» **DIRECTION**:
Without the pictures, write out all the lines below exactly as they appear.

Saved data entries:
§ §
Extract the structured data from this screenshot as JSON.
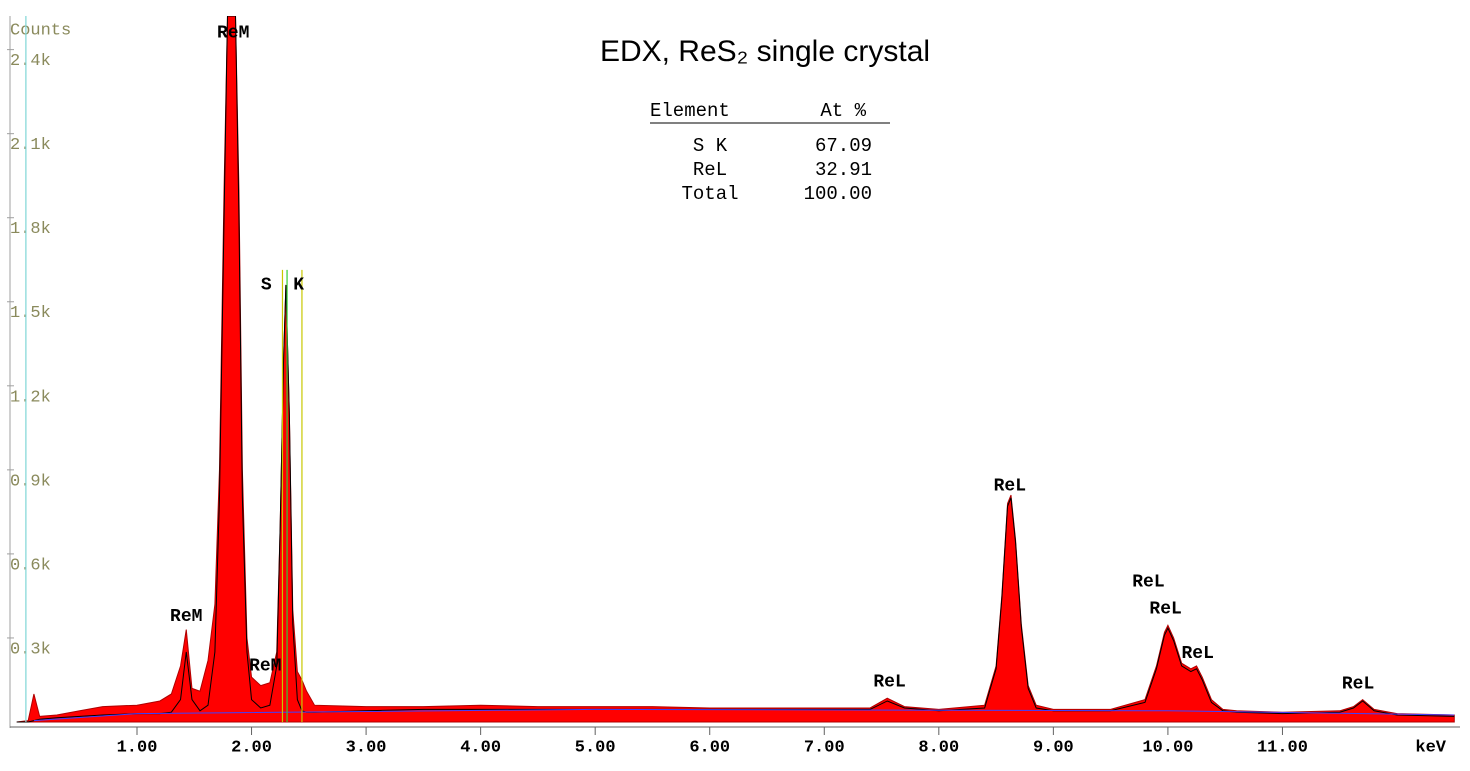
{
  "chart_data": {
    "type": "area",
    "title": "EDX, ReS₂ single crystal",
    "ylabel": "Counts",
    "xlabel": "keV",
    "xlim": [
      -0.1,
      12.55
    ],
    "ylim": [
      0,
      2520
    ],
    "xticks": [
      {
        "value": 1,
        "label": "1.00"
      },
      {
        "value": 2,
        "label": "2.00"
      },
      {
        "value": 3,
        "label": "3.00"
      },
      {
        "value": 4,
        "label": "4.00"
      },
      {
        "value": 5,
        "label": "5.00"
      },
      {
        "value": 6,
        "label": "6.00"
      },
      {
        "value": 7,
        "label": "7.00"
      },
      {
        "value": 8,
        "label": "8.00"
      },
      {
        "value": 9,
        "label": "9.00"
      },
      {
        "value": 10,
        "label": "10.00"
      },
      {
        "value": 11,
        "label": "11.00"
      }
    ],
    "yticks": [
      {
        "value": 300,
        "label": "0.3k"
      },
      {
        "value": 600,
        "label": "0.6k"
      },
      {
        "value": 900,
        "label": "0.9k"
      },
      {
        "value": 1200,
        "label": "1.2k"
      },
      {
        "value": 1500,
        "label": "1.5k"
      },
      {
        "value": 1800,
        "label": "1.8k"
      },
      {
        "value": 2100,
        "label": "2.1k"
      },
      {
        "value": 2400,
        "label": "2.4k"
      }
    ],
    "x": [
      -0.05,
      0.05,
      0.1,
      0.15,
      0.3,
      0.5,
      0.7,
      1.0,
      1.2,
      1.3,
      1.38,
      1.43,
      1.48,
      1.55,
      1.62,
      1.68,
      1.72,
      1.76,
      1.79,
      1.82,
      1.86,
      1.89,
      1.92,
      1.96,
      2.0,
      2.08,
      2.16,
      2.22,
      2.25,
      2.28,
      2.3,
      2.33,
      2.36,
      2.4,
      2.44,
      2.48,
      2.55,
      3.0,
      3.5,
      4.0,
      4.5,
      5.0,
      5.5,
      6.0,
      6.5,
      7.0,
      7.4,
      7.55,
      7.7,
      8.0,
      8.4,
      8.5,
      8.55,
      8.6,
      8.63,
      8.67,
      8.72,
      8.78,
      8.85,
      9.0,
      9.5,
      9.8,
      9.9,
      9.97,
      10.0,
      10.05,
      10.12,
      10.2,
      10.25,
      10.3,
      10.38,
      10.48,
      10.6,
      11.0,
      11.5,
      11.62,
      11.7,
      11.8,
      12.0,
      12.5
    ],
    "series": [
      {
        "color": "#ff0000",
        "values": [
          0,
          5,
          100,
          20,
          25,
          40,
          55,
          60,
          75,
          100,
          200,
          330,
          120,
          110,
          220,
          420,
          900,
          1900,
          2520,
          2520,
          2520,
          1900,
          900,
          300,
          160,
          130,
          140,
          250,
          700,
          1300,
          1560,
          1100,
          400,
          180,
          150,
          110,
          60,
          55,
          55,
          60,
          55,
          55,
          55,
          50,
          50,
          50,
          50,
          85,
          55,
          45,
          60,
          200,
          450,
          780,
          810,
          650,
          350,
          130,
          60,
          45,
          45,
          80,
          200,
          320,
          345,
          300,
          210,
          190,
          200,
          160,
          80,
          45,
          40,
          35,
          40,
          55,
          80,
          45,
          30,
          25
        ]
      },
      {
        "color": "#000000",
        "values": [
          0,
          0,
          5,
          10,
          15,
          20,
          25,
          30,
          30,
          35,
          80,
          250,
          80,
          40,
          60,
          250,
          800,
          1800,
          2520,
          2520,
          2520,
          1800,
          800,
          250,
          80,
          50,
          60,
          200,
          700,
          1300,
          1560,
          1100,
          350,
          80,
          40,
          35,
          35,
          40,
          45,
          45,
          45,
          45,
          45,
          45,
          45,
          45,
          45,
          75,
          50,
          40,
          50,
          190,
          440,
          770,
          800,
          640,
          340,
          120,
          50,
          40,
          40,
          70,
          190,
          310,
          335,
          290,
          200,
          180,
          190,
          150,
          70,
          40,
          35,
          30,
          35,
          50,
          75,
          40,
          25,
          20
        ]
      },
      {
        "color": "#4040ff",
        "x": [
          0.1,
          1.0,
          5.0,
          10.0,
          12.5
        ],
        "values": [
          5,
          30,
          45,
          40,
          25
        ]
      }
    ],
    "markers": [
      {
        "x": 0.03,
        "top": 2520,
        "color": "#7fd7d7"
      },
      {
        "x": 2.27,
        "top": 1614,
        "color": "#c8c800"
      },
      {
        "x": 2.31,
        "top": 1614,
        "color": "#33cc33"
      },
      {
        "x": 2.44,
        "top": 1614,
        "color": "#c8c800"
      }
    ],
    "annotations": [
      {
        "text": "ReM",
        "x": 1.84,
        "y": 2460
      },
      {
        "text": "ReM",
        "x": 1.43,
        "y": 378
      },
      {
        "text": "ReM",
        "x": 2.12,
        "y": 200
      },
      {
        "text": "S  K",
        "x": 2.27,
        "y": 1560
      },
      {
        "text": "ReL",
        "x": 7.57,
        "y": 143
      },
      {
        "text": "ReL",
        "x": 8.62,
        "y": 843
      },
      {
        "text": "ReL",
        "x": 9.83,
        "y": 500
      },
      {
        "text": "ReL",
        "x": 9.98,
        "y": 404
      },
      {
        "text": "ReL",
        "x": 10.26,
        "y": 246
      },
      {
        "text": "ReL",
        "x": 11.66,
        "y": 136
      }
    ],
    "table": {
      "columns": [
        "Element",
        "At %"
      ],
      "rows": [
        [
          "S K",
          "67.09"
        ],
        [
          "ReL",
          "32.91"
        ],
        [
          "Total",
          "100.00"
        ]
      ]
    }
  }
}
§ §
» **FINISHED ANSWER**:
Extract the structured data from this screenshot as JSON.
{
  "chart_data": {
    "type": "area",
    "title": "EDX, ReS₂ single crystal",
    "ylabel": "Counts",
    "xlabel": "keV",
    "xlim": [
      -0.1,
      12.55
    ],
    "ylim": [
      0,
      2520
    ],
    "xticks": [
      {
        "value": 1,
        "label": "1.00"
      },
      {
        "value": 2,
        "label": "2.00"
      },
      {
        "value": 3,
        "label": "3.00"
      },
      {
        "value": 4,
        "label": "4.00"
      },
      {
        "value": 5,
        "label": "5.00"
      },
      {
        "value": 6,
        "label": "6.00"
      },
      {
        "value": 7,
        "label": "7.00"
      },
      {
        "value": 8,
        "label": "8.00"
      },
      {
        "value": 9,
        "label": "9.00"
      },
      {
        "value": 10,
        "label": "10.00"
      },
      {
        "value": 11,
        "label": "11.00"
      }
    ],
    "yticks": [
      {
        "value": 300,
        "label": "0.3k"
      },
      {
        "value": 600,
        "label": "0.6k"
      },
      {
        "value": 900,
        "label": "0.9k"
      },
      {
        "value": 1200,
        "label": "1.2k"
      },
      {
        "value": 1500,
        "label": "1.5k"
      },
      {
        "value": 1800,
        "label": "1.8k"
      },
      {
        "value": 2100,
        "label": "2.1k"
      },
      {
        "value": 2400,
        "label": "2.4k"
      }
    ],
    "x": [
      -0.05,
      0.05,
      0.1,
      0.15,
      0.3,
      0.5,
      0.7,
      1.0,
      1.2,
      1.3,
      1.38,
      1.43,
      1.48,
      1.55,
      1.62,
      1.68,
      1.72,
      1.76,
      1.79,
      1.82,
      1.86,
      1.89,
      1.92,
      1.96,
      2.0,
      2.08,
      2.16,
      2.22,
      2.25,
      2.28,
      2.3,
      2.33,
      2.36,
      2.4,
      2.44,
      2.48,
      2.55,
      3.0,
      3.5,
      4.0,
      4.5,
      5.0,
      5.5,
      6.0,
      6.5,
      7.0,
      7.4,
      7.55,
      7.7,
      8.0,
      8.4,
      8.5,
      8.55,
      8.6,
      8.63,
      8.67,
      8.72,
      8.78,
      8.85,
      9.0,
      9.5,
      9.8,
      9.9,
      9.97,
      10.0,
      10.05,
      10.12,
      10.2,
      10.25,
      10.3,
      10.38,
      10.48,
      10.6,
      11.0,
      11.5,
      11.62,
      11.7,
      11.8,
      12.0,
      12.5
    ],
    "series": [
      {
        "color": "#ff0000",
        "values": [
          0,
          5,
          100,
          20,
          25,
          40,
          55,
          60,
          75,
          100,
          200,
          330,
          120,
          110,
          220,
          420,
          900,
          1900,
          2520,
          2520,
          2520,
          1900,
          900,
          300,
          160,
          130,
          140,
          250,
          700,
          1300,
          1560,
          1100,
          400,
          180,
          150,
          110,
          60,
          55,
          55,
          60,
          55,
          55,
          55,
          50,
          50,
          50,
          50,
          85,
          55,
          45,
          60,
          200,
          450,
          780,
          810,
          650,
          350,
          130,
          60,
          45,
          45,
          80,
          200,
          320,
          345,
          300,
          210,
          190,
          200,
          160,
          80,
          45,
          40,
          35,
          40,
          55,
          80,
          45,
          30,
          25
        ]
      },
      {
        "color": "#000000",
        "values": [
          0,
          0,
          5,
          10,
          15,
          20,
          25,
          30,
          30,
          35,
          80,
          250,
          80,
          40,
          60,
          250,
          800,
          1800,
          2520,
          2520,
          2520,
          1800,
          800,
          250,
          80,
          50,
          60,
          200,
          700,
          1300,
          1560,
          1100,
          350,
          80,
          40,
          35,
          35,
          40,
          45,
          45,
          45,
          45,
          45,
          45,
          45,
          45,
          45,
          75,
          50,
          40,
          50,
          190,
          440,
          770,
          800,
          640,
          340,
          120,
          50,
          40,
          40,
          70,
          190,
          310,
          335,
          290,
          200,
          180,
          190,
          150,
          70,
          40,
          35,
          30,
          35,
          50,
          75,
          40,
          25,
          20
        ]
      },
      {
        "color": "#4040ff",
        "x": [
          0.1,
          1.0,
          5.0,
          10.0,
          12.5
        ],
        "values": [
          5,
          30,
          45,
          40,
          25
        ]
      }
    ],
    "markers": [
      {
        "x": 0.03,
        "top": 2520,
        "color": "#7fd7d7"
      },
      {
        "x": 2.27,
        "top": 1614,
        "color": "#c8c800"
      },
      {
        "x": 2.31,
        "top": 1614,
        "color": "#33cc33"
      },
      {
        "x": 2.44,
        "top": 1614,
        "color": "#c8c800"
      }
    ],
    "annotations": [
      {
        "text": "ReM",
        "x": 1.84,
        "y": 2460
      },
      {
        "text": "ReM",
        "x": 1.43,
        "y": 378
      },
      {
        "text": "ReM",
        "x": 2.12,
        "y": 200
      },
      {
        "text": "S  K",
        "x": 2.27,
        "y": 1560
      },
      {
        "text": "ReL",
        "x": 7.57,
        "y": 143
      },
      {
        "text": "ReL",
        "x": 8.62,
        "y": 843
      },
      {
        "text": "ReL",
        "x": 9.83,
        "y": 500
      },
      {
        "text": "ReL",
        "x": 9.98,
        "y": 404
      },
      {
        "text": "ReL",
        "x": 10.26,
        "y": 246
      },
      {
        "text": "ReL",
        "x": 11.66,
        "y": 136
      }
    ],
    "table": {
      "columns": [
        "Element",
        "At %"
      ],
      "rows": [
        [
          "S K",
          "67.09"
        ],
        [
          "ReL",
          "32.91"
        ],
        [
          "Total",
          "100.00"
        ]
      ]
    }
  }
}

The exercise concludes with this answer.